- _WORK TO DO_
Retype all the entries word for word, but omit the pictures.

A block of data
======
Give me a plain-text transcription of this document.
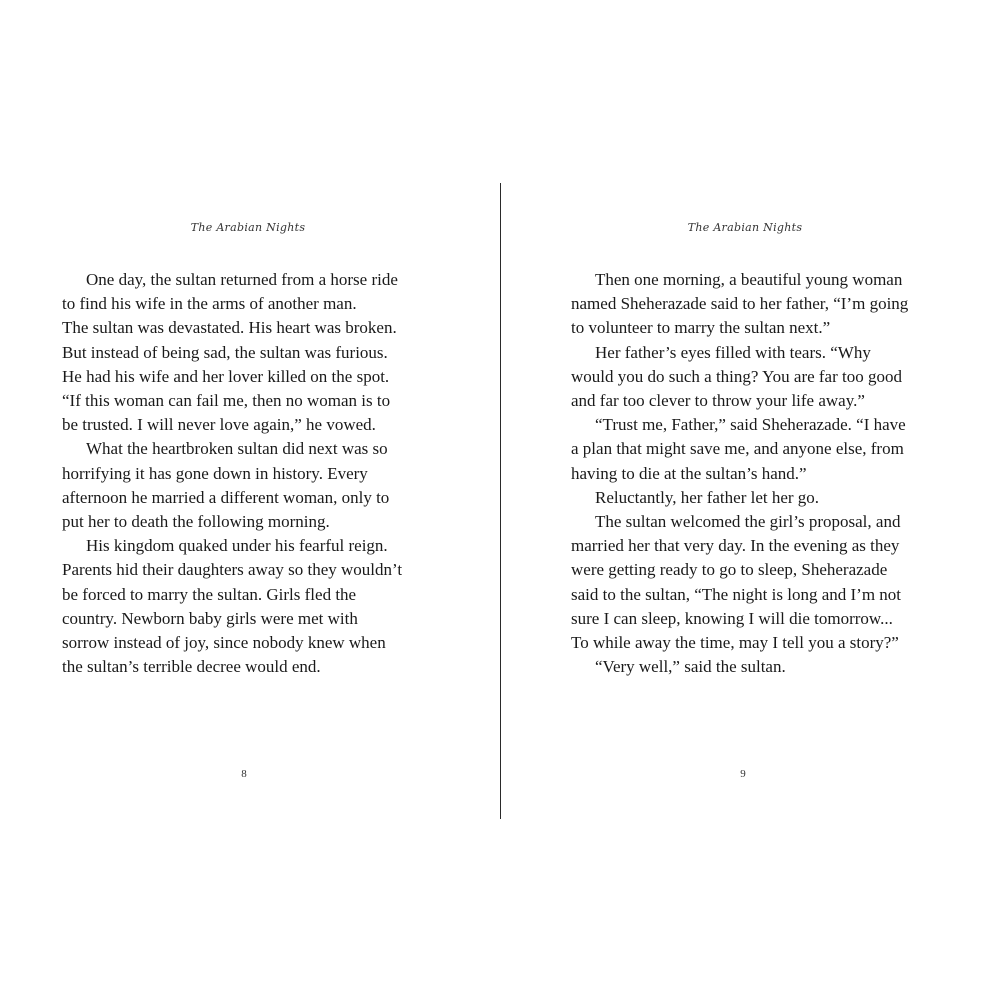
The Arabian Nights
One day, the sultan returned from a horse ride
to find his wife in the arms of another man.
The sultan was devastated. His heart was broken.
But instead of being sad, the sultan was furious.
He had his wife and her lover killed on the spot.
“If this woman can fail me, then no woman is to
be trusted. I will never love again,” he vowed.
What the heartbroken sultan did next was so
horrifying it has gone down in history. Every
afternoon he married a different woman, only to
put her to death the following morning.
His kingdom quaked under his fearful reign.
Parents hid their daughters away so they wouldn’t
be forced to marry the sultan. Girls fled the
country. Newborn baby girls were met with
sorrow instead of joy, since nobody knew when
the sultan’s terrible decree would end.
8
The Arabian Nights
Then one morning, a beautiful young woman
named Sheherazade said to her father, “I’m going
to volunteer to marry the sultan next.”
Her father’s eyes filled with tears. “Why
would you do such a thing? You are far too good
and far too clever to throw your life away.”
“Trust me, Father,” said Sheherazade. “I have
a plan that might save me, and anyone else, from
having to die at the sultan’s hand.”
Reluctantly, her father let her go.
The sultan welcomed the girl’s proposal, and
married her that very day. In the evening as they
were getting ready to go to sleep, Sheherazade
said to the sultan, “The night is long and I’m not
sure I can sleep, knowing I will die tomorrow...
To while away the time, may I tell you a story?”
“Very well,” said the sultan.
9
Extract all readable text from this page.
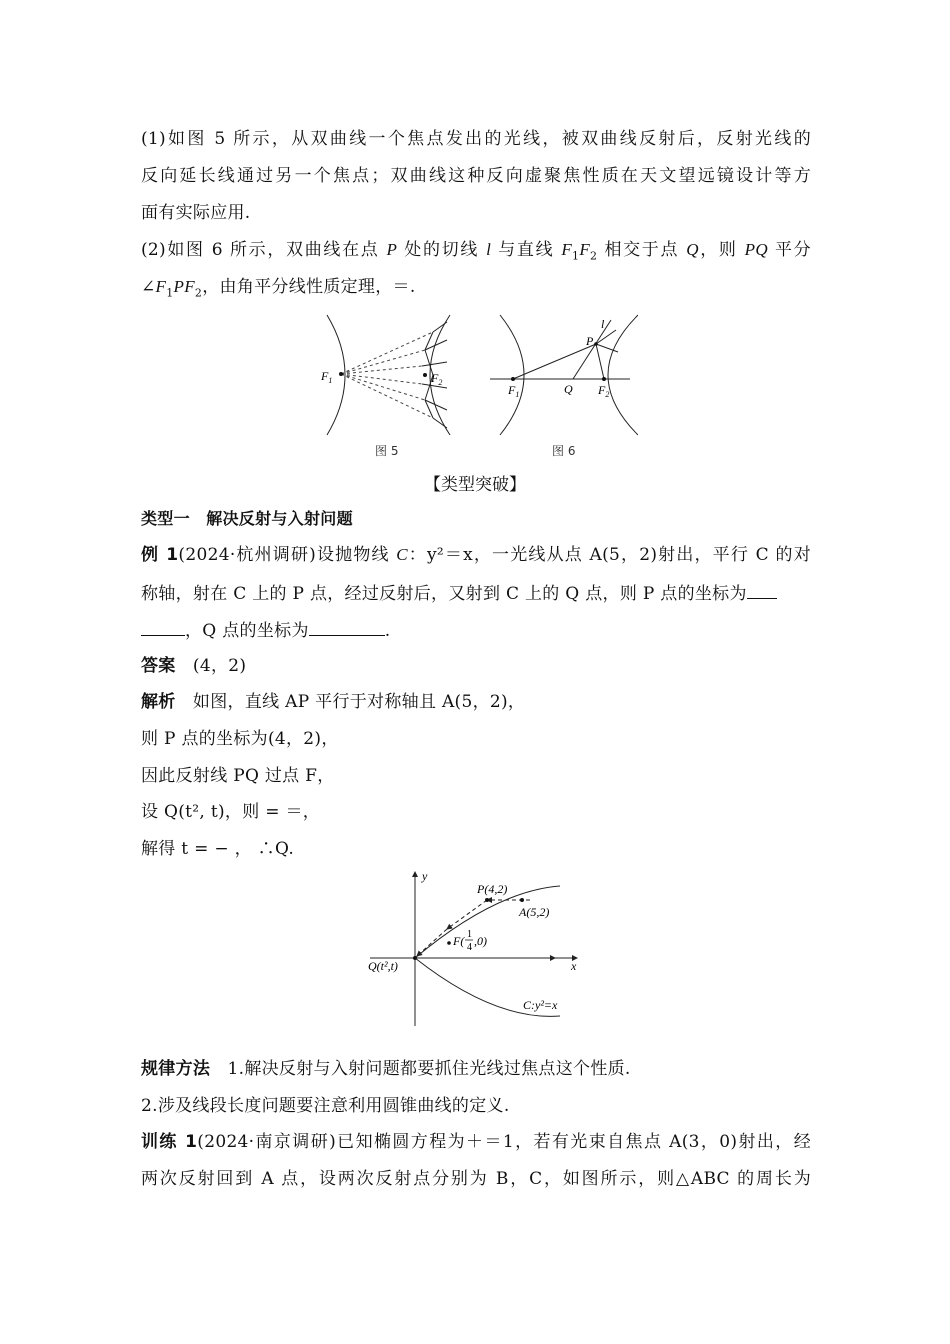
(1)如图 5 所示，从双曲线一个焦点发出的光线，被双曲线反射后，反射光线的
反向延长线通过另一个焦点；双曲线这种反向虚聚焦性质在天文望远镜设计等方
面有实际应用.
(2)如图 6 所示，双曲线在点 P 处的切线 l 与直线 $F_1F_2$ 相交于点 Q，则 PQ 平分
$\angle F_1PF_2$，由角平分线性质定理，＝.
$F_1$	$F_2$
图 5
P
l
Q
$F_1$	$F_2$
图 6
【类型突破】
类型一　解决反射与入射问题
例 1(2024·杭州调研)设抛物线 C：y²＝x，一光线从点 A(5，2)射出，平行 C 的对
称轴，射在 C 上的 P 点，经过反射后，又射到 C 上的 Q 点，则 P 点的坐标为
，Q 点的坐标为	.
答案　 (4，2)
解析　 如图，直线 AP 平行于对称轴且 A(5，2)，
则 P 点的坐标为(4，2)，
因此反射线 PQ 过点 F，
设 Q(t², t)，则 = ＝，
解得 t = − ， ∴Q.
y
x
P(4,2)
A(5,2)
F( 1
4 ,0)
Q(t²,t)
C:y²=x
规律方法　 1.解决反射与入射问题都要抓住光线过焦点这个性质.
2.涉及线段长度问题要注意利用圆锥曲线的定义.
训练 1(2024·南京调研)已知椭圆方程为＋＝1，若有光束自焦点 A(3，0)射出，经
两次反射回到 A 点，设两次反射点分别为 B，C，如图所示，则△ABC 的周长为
======
- _THE OUTPUT_
Give me a plain-text transcription of this document.
The Arabian Nights
One day, the sultan returned from a horse ride
to find his wife in the arms of another man.
The sultan was devastated. His heart was broken.
But instead of being sad, the sultan was furious.
He had his wife and her lover killed on the spot.
“If this woman can fail me, then no woman is to
be trusted. I will never love again,” he vowed.
What the heartbroken sultan did next was so
horrifying it has gone down in history. Every
afternoon he married a different woman, only to
put her to death the following morning.
His kingdom quaked under his fearful reign.
Parents hid their daughters away so they wouldn’t
be forced to marry the sultan. Girls fled the
country. Newborn baby girls were met with
sorrow instead of joy, since nobody knew when
the sultan’s terrible decree would end.
8
The Arabian Nights
Then one morning, a beautiful young woman
named Sheherazade said to her father, “I’m going
to volunteer to marry the sultan next.”
Her father’s eyes filled with tears. “Why
would you do such a thing? You are far too good
and far too clever to throw your life away.”
“Trust me, Father,” said Sheherazade. “I have
a plan that might save me, and anyone else, from
having to die at the sultan’s hand.”
Reluctantly, her father let her go.
The sultan welcomed the girl’s proposal, and
married her that very day. In the evening as they
were getting ready to go to sleep, Sheherazade
said to the sultan, “The night is long and I’m not
sure I can sleep, knowing I will die tomorrow...
To while away the time, may I tell you a story?”
“Very well,” said the sultan.
9
Extract all readable text from this page.
(1)如图 5 所示，从双曲线一个焦点发出的光线，被双曲线反射后，反射光线的
反向延长线通过另一个焦点；双曲线这种反向虚聚焦性质在天文望远镜设计等方
面有实际应用.
(2)如图 6 所示，双曲线在点 P 处的切线 l 与直线 $F_1F_2$ 相交于点 Q，则 PQ 平分
$\angle F_1PF_2$，由角平分线性质定理，＝.
$F_1$	$F_2$
图 5
P
l
Q
$F_1$	$F_2$
图 6
【类型突破】
类型一　解决反射与入射问题
例 1(2024·杭州调研)设抛物线 C：y²＝x，一光线从点 A(5，2)射出，平行 C 的对
称轴，射在 C 上的 P 点，经过反射后，又射到 C 上的 Q 点，则 P 点的坐标为
，Q 点的坐标为	.
答案　 (4，2)
解析　 如图，直线 AP 平行于对称轴且 A(5，2)，
则 P 点的坐标为(4，2)，
因此反射线 PQ 过点 F，
设 Q(t², t)，则 = ＝，
解得 t = − ， ∴Q.
y
x
P(4,2)
A(5,2)
F( 1
4 ,0)
Q(t²,t)
C:y²=x
规律方法　 1.解决反射与入射问题都要抓住光线过焦点这个性质.
2.涉及线段长度问题要注意利用圆锥曲线的定义.
训练 1(2024·南京调研)已知椭圆方程为＋＝1，若有光束自焦点 A(3，0)射出，经
两次反射回到 A 点，设两次反射点分别为 B，C，如图所示，则△ABC 的周长为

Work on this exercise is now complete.